▶ _Problem requirements_: For this exercise, repeat all of the material verbatim apart from its images.

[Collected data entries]
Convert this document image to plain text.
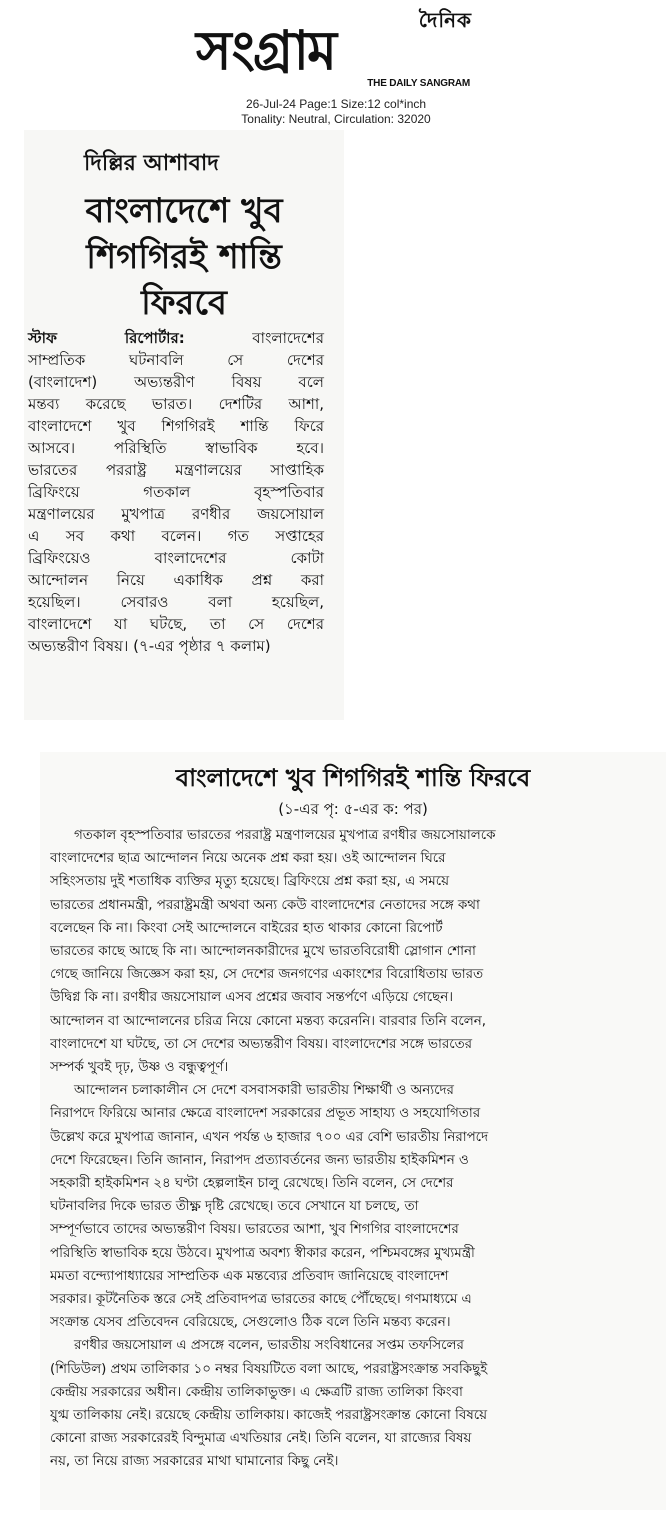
দৈনিক
সংগ্রাম
THE DAILY SANGRAM
26-Jul-24 Page:1 Size:12 col*inch
Tonality: Neutral, Circulation: 32020
দিল্লির আশাবাদ
বাংলাদেশে খুব
শিগগিরই শান্তি
ফিরবে

স্টাফ রিপোর্টার:	বাংলাদেশের

সাম্প্রতিক ঘটনাবলি সে দেশের

(বাংলাদেশ) অভ্যন্তরীণ বিষয় বলে

মন্তব্য করেছে ভারত। দেশটির আশা,

বাংলাদেশে খুব শিগগিরই শান্তি ফিরে

আসবে। পরিস্থিতি স্বাভাবিক হবে।

ভারতের পররাষ্ট্র মন্ত্রণালয়ের সাপ্তাহিক

ব্রিফিংয়ে গতকাল বৃহস্পতিবার

মন্ত্রণালয়ের মুখপাত্র রণধীর জয়সোয়াল

এ সব কথা বলেন। গত সপ্তাহের

ব্রিফিংয়েও বাংলাদেশের কোটা

আন্দোলন নিয়ে একাধিক প্রশ্ন করা

হয়েছিল। সেবারও বলা হয়েছিল,

বাংলাদেশে যা ঘটছে, তা সে দেশের

অভ্যন্তরীণ বিষয়। (৭-এর পৃষ্ঠার ৭ কলাম)

বাংলাদেশে খুব শিগগিরই শান্তি ফিরবে
(১-এর পৃ: ৫-এর ক: পর)

গতকাল বৃহস্পতিবার ভারতের পররাষ্ট্র মন্ত্রণালয়ের মুখপাত্র রণধীর জয়সোয়ালকে

বাংলাদেশের ছাত্র আন্দোলন নিয়ে অনেক প্রশ্ন করা হয়। ওই আন্দোলন ঘিরে

সহিংসতায় দুই শতাধিক ব্যক্তির মৃত্যু হয়েছে। ব্রিফিংয়ে প্রশ্ন করা হয়, এ সময়ে

ভারতের প্রধানমন্ত্রী, পররাষ্ট্রমন্ত্রী অথবা অন্য কেউ বাংলাদেশের নেতাদের সঙ্গে কথা

বলেছেন কি না। কিংবা সেই আন্দোলনে বাইরের হাত থাকার কোনো রিপোর্ট

ভারতের কাছে আছে কি না। আন্দোলনকারীদের মুখে ভারতবিরোধী স্লোগান শোনা

গেছে জানিয়ে জিজ্ঞেস করা হয়, সে দেশের জনগণের একাংশের বিরোধিতায় ভারত

উদ্বিগ্ন কি না। রণধীর জয়সোয়াল এসব প্রশ্নের জবাব সন্তর্পণে এড়িয়ে গেছেন।

আন্দোলন বা আন্দোলনের চরিত্র নিয়ে কোনো মন্তব্য করেননি। বারবার তিনি বলেন,

বাংলাদেশে যা ঘটছে, তা সে দেশের অভ্যন্তরীণ বিষয়। বাংলাদেশের সঙ্গে ভারতের

সম্পর্ক খুবই দৃঢ়, উষ্ণ ও বন্ধুত্বপূর্ণ।

আন্দোলন চলাকালীন সে দেশে বসবাসকারী ভারতীয় শিক্ষার্থী ও অন্যদের

নিরাপদে ফিরিয়ে আনার ক্ষেত্রে বাংলাদেশ সরকারের প্রভূত সাহায্য ও সহযোগিতার

উল্লেখ করে মুখপাত্র জানান, এখন পর্যন্ত ৬ হাজার ৭০০ এর বেশি ভারতীয় নিরাপদে

দেশে ফিরেছেন। তিনি জানান, নিরাপদ প্রত্যাবর্তনের জন্য ভারতীয় হাইকমিশন ও

সহকারী হাইকমিশন ২৪ ঘণ্টা হেল্পলাইন চালু রেখেছে। তিনি বলেন, সে দেশের

ঘটনাবলির দিকে ভারত তীক্ষ্ণ দৃষ্টি রেখেছে। তবে সেখানে যা চলছে, তা

সম্পূর্ণভাবে তাদের অভ্যন্তরীণ বিষয়। ভারতের আশা, খুব শিগগির বাংলাদেশের

পরিস্থিতি স্বাভাবিক হয়ে উঠবে। মুখপাত্র অবশ্য স্বীকার করেন, পশ্চিমবঙ্গের মুখ্যমন্ত্রী

মমতা বন্দ্যোপাধ্যায়ের সাম্প্রতিক এক মন্তব্যের প্রতিবাদ জানিয়েছে বাংলাদেশ

সরকার। কূটনৈতিক স্তরে সেই প্রতিবাদপত্র ভারতের কাছে পৌঁছেছে। গণমাধ্যমে এ

সংক্রান্ত যেসব প্রতিবেদন বেরিয়েছে, সেগুলোও ঠিক বলে তিনি মন্তব্য করেন।

রণধীর জয়সোয়াল এ প্রসঙ্গে বলেন, ভারতীয় সংবিধানের সপ্তম তফসিলের

(শিডিউল) প্রথম তালিকার ১০ নম্বর বিষয়টিতে বলা আছে, পররাষ্ট্রসংক্রান্ত সবকিছুই

কেন্দ্রীয় সরকারের অধীন। কেন্দ্রীয় তালিকাভুক্ত। এ ক্ষেত্রটি রাজ্য তালিকা কিংবা

যুগ্ম তালিকায় নেই। রয়েছে কেন্দ্রীয় তালিকায়। কাজেই পররাষ্ট্রসংক্রান্ত কোনো বিষয়ে

কোনো রাজ্য সরকারেরই বিন্দুমাত্র এখতিয়ার নেই। তিনি বলেন, যা রাজ্যের বিষয়

নয়, তা নিয়ে রাজ্য সরকারের মাথা ঘামানোর কিছু নেই।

▶ _Finished task_:
Convert this document image to plain text.
দৈনিক
সংগ্রাম
THE DAILY SANGRAM
26-Jul-24 Page:1 Size:12 col*inch
Tonality: Neutral, Circulation: 32020
দিল্লির আশাবাদ
বাংলাদেশে খুব
শিগগিরই শান্তি
ফিরবে

স্টাফ রিপোর্টার:	বাংলাদেশের

সাম্প্রতিক ঘটনাবলি সে দেশের

(বাংলাদেশ) অভ্যন্তরীণ বিষয় বলে

মন্তব্য করেছে ভারত। দেশটির আশা,

বাংলাদেশে খুব শিগগিরই শান্তি ফিরে

আসবে। পরিস্থিতি স্বাভাবিক হবে।

ভারতের পররাষ্ট্র মন্ত্রণালয়ের সাপ্তাহিক

ব্রিফিংয়ে গতকাল বৃহস্পতিবার

মন্ত্রণালয়ের মুখপাত্র রণধীর জয়সোয়াল

এ সব কথা বলেন। গত সপ্তাহের

ব্রিফিংয়েও বাংলাদেশের কোটা

আন্দোলন নিয়ে একাধিক প্রশ্ন করা

হয়েছিল। সেবারও বলা হয়েছিল,

বাংলাদেশে যা ঘটছে, তা সে দেশের

অভ্যন্তরীণ বিষয়। (৭-এর পৃষ্ঠার ৭ কলাম)

বাংলাদেশে খুব শিগগিরই শান্তি ফিরবে
(১-এর পৃ: ৫-এর ক: পর)

গতকাল বৃহস্পতিবার ভারতের পররাষ্ট্র মন্ত্রণালয়ের মুখপাত্র রণধীর জয়সোয়ালকে

বাংলাদেশের ছাত্র আন্দোলন নিয়ে অনেক প্রশ্ন করা হয়। ওই আন্দোলন ঘিরে

সহিংসতায় দুই শতাধিক ব্যক্তির মৃত্যু হয়েছে। ব্রিফিংয়ে প্রশ্ন করা হয়, এ সময়ে

ভারতের প্রধানমন্ত্রী, পররাষ্ট্রমন্ত্রী অথবা অন্য কেউ বাংলাদেশের নেতাদের সঙ্গে কথা

বলেছেন কি না। কিংবা সেই আন্দোলনে বাইরের হাত থাকার কোনো রিপোর্ট

ভারতের কাছে আছে কি না। আন্দোলনকারীদের মুখে ভারতবিরোধী স্লোগান শোনা

গেছে জানিয়ে জিজ্ঞেস করা হয়, সে দেশের জনগণের একাংশের বিরোধিতায় ভারত

উদ্বিগ্ন কি না। রণধীর জয়সোয়াল এসব প্রশ্নের জবাব সন্তর্পণে এড়িয়ে গেছেন।

আন্দোলন বা আন্দোলনের চরিত্র নিয়ে কোনো মন্তব্য করেননি। বারবার তিনি বলেন,

বাংলাদেশে যা ঘটছে, তা সে দেশের অভ্যন্তরীণ বিষয়। বাংলাদেশের সঙ্গে ভারতের

সম্পর্ক খুবই দৃঢ়, উষ্ণ ও বন্ধুত্বপূর্ণ।

আন্দোলন চলাকালীন সে দেশে বসবাসকারী ভারতীয় শিক্ষার্থী ও অন্যদের

নিরাপদে ফিরিয়ে আনার ক্ষেত্রে বাংলাদেশ সরকারের প্রভূত সাহায্য ও সহযোগিতার

উল্লেখ করে মুখপাত্র জানান, এখন পর্যন্ত ৬ হাজার ৭০০ এর বেশি ভারতীয় নিরাপদে

দেশে ফিরেছেন। তিনি জানান, নিরাপদ প্রত্যাবর্তনের জন্য ভারতীয় হাইকমিশন ও

সহকারী হাইকমিশন ২৪ ঘণ্টা হেল্পলাইন চালু রেখেছে। তিনি বলেন, সে দেশের

ঘটনাবলির দিকে ভারত তীক্ষ্ণ দৃষ্টি রেখেছে। তবে সেখানে যা চলছে, তা

সম্পূর্ণভাবে তাদের অভ্যন্তরীণ বিষয়। ভারতের আশা, খুব শিগগির বাংলাদেশের

পরিস্থিতি স্বাভাবিক হয়ে উঠবে। মুখপাত্র অবশ্য স্বীকার করেন, পশ্চিমবঙ্গের মুখ্যমন্ত্রী

মমতা বন্দ্যোপাধ্যায়ের সাম্প্রতিক এক মন্তব্যের প্রতিবাদ জানিয়েছে বাংলাদেশ

সরকার। কূটনৈতিক স্তরে সেই প্রতিবাদপত্র ভারতের কাছে পৌঁছেছে। গণমাধ্যমে এ

সংক্রান্ত যেসব প্রতিবেদন বেরিয়েছে, সেগুলোও ঠিক বলে তিনি মন্তব্য করেন।

রণধীর জয়সোয়াল এ প্রসঙ্গে বলেন, ভারতীয় সংবিধানের সপ্তম তফসিলের

(শিডিউল) প্রথম তালিকার ১০ নম্বর বিষয়টিতে বলা আছে, পররাষ্ট্রসংক্রান্ত সবকিছুই

কেন্দ্রীয় সরকারের অধীন। কেন্দ্রীয় তালিকাভুক্ত। এ ক্ষেত্রটি রাজ্য তালিকা কিংবা

যুগ্ম তালিকায় নেই। রয়েছে কেন্দ্রীয় তালিকায়। কাজেই পররাষ্ট্রসংক্রান্ত কোনো বিষয়ে

কোনো রাজ্য সরকারেরই বিন্দুমাত্র এখতিয়ার নেই। তিনি বলেন, যা রাজ্যের বিষয়

নয়, তা নিয়ে রাজ্য সরকারের মাথা ঘামানোর কিছু নেই।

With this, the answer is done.